_JOB_:
Your task is to write out the complete listing exactly as it is shown.

· · ·

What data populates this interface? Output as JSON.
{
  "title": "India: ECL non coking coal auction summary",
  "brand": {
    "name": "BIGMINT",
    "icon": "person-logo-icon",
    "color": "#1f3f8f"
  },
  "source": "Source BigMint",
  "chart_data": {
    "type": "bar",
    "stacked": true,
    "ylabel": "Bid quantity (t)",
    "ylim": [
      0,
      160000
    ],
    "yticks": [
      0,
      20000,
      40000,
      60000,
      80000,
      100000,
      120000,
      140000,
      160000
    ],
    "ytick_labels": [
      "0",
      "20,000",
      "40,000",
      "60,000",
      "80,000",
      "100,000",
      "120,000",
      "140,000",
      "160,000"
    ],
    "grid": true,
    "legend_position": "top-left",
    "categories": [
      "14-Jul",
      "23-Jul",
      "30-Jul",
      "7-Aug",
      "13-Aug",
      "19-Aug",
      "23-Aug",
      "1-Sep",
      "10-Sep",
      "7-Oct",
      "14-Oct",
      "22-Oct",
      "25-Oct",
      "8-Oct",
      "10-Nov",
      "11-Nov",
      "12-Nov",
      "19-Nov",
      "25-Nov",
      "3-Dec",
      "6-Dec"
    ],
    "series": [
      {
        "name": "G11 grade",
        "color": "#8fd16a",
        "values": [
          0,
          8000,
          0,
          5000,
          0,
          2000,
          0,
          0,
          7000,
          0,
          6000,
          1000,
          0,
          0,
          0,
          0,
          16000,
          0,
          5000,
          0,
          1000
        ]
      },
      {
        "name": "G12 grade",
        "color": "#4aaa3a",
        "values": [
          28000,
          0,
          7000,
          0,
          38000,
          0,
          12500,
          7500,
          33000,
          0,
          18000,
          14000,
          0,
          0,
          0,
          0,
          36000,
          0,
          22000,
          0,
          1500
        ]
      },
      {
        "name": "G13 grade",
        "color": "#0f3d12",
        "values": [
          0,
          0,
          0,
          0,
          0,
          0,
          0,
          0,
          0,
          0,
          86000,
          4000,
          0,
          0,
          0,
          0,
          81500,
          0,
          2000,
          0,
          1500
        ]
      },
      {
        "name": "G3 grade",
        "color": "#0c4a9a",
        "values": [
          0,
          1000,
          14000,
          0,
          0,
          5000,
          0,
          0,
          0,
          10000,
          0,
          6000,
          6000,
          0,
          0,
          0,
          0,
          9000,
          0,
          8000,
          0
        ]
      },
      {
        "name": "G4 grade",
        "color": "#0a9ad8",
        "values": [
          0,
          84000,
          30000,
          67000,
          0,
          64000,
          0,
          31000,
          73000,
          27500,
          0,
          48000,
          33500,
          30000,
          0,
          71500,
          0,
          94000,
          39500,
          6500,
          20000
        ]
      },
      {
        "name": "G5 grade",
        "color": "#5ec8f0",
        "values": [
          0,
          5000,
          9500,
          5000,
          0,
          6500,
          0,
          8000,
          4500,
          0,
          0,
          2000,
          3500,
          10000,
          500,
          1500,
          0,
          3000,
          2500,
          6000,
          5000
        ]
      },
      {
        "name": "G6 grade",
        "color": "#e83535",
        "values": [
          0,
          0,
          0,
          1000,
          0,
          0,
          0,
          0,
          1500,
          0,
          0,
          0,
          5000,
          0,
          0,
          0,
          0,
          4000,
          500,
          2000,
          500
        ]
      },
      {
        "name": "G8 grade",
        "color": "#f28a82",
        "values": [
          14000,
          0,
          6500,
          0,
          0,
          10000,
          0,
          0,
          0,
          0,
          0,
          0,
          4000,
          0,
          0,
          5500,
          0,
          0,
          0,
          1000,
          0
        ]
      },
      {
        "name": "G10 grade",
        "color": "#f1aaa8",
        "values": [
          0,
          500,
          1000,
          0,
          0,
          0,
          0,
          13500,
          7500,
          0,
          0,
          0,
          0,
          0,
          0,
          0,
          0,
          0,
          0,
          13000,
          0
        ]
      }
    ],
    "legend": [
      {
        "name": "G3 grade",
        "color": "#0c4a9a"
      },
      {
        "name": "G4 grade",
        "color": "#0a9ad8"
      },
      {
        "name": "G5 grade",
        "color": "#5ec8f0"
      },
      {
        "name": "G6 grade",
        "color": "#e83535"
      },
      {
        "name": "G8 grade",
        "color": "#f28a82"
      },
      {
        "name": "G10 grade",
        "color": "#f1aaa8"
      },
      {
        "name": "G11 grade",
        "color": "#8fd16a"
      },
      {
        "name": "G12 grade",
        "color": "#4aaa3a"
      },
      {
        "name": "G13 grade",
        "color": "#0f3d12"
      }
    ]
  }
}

· · ·

_COMPLETED TASK_:
What data populates this interface? Output as JSON.
{
  "title": "India: ECL non coking coal auction summary",
  "brand": {
    "name": "BIGMINT",
    "icon": "person-logo-icon",
    "color": "#1f3f8f"
  },
  "source": "Source BigMint",
  "chart_data": {
    "type": "bar",
    "stacked": true,
    "ylabel": "Bid quantity (t)",
    "ylim": [
      0,
      160000
    ],
    "yticks": [
      0,
      20000,
      40000,
      60000,
      80000,
      100000,
      120000,
      140000,
      160000
    ],
    "ytick_labels": [
      "0",
      "20,000",
      "40,000",
      "60,000",
      "80,000",
      "100,000",
      "120,000",
      "140,000",
      "160,000"
    ],
    "grid": true,
    "legend_position": "top-left",
    "categories": [
      "14-Jul",
      "23-Jul",
      "30-Jul",
      "7-Aug",
      "13-Aug",
      "19-Aug",
      "23-Aug",
      "1-Sep",
      "10-Sep",
      "7-Oct",
      "14-Oct",
      "22-Oct",
      "25-Oct",
      "8-Oct",
      "10-Nov",
      "11-Nov",
      "12-Nov",
      "19-Nov",
      "25-Nov",
      "3-Dec",
      "6-Dec"
    ],
    "series": [
      {
        "name": "G11 grade",
        "color": "#8fd16a",
        "values": [
          0,
          8000,
          0,
          5000,
          0,
          2000,
          0,
          0,
          7000,
          0,
          6000,
          1000,
          0,
          0,
          0,
          0,
          16000,
          0,
          5000,
          0,
          1000
        ]
      },
      {
        "name": "G12 grade",
        "color": "#4aaa3a",
        "values": [
          28000,
          0,
          7000,
          0,
          38000,
          0,
          12500,
          7500,
          33000,
          0,
          18000,
          14000,
          0,
          0,
          0,
          0,
          36000,
          0,
          22000,
          0,
          1500
        ]
      },
      {
        "name": "G13 grade",
        "color": "#0f3d12",
        "values": [
          0,
          0,
          0,
          0,
          0,
          0,
          0,
          0,
          0,
          0,
          86000,
          4000,
          0,
          0,
          0,
          0,
          81500,
          0,
          2000,
          0,
          1500
        ]
      },
      {
        "name": "G3 grade",
        "color": "#0c4a9a",
        "values": [
          0,
          1000,
          14000,
          0,
          0,
          5000,
          0,
          0,
          0,
          10000,
          0,
          6000,
          6000,
          0,
          0,
          0,
          0,
          9000,
          0,
          8000,
          0
        ]
      },
      {
        "name": "G4 grade",
        "color": "#0a9ad8",
        "values": [
          0,
          84000,
          30000,
          67000,
          0,
          64000,
          0,
          31000,
          73000,
          27500,
          0,
          48000,
          33500,
          30000,
          0,
          71500,
          0,
          94000,
          39500,
          6500,
          20000
        ]
      },
      {
        "name": "G5 grade",
        "color": "#5ec8f0",
        "values": [
          0,
          5000,
          9500,
          5000,
          0,
          6500,
          0,
          8000,
          4500,
          0,
          0,
          2000,
          3500,
          10000,
          500,
          1500,
          0,
          3000,
          2500,
          6000,
          5000
        ]
      },
      {
        "name": "G6 grade",
        "color": "#e83535",
        "values": [
          0,
          0,
          0,
          1000,
          0,
          0,
          0,
          0,
          1500,
          0,
          0,
          0,
          5000,
          0,
          0,
          0,
          0,
          4000,
          500,
          2000,
          500
        ]
      },
      {
        "name": "G8 grade",
        "color": "#f28a82",
        "values": [
          14000,
          0,
          6500,
          0,
          0,
          10000,
          0,
          0,
          0,
          0,
          0,
          0,
          4000,
          0,
          0,
          5500,
          0,
          0,
          0,
          1000,
          0
        ]
      },
      {
        "name": "G10 grade",
        "color": "#f1aaa8",
        "values": [
          0,
          500,
          1000,
          0,
          0,
          0,
          0,
          13500,
          7500,
          0,
          0,
          0,
          0,
          0,
          0,
          0,
          0,
          0,
          0,
          13000,
          0
        ]
      }
    ],
    "legend": [
      {
        "name": "G3 grade",
        "color": "#0c4a9a"
      },
      {
        "name": "G4 grade",
        "color": "#0a9ad8"
      },
      {
        "name": "G5 grade",
        "color": "#5ec8f0"
      },
      {
        "name": "G6 grade",
        "color": "#e83535"
      },
      {
        "name": "G8 grade",
        "color": "#f28a82"
      },
      {
        "name": "G10 grade",
        "color": "#f1aaa8"
      },
      {
        "name": "G11 grade",
        "color": "#8fd16a"
      },
      {
        "name": "G12 grade",
        "color": "#4aaa3a"
      },
      {
        "name": "G13 grade",
        "color": "#0f3d12"
      }
    ]
  }
}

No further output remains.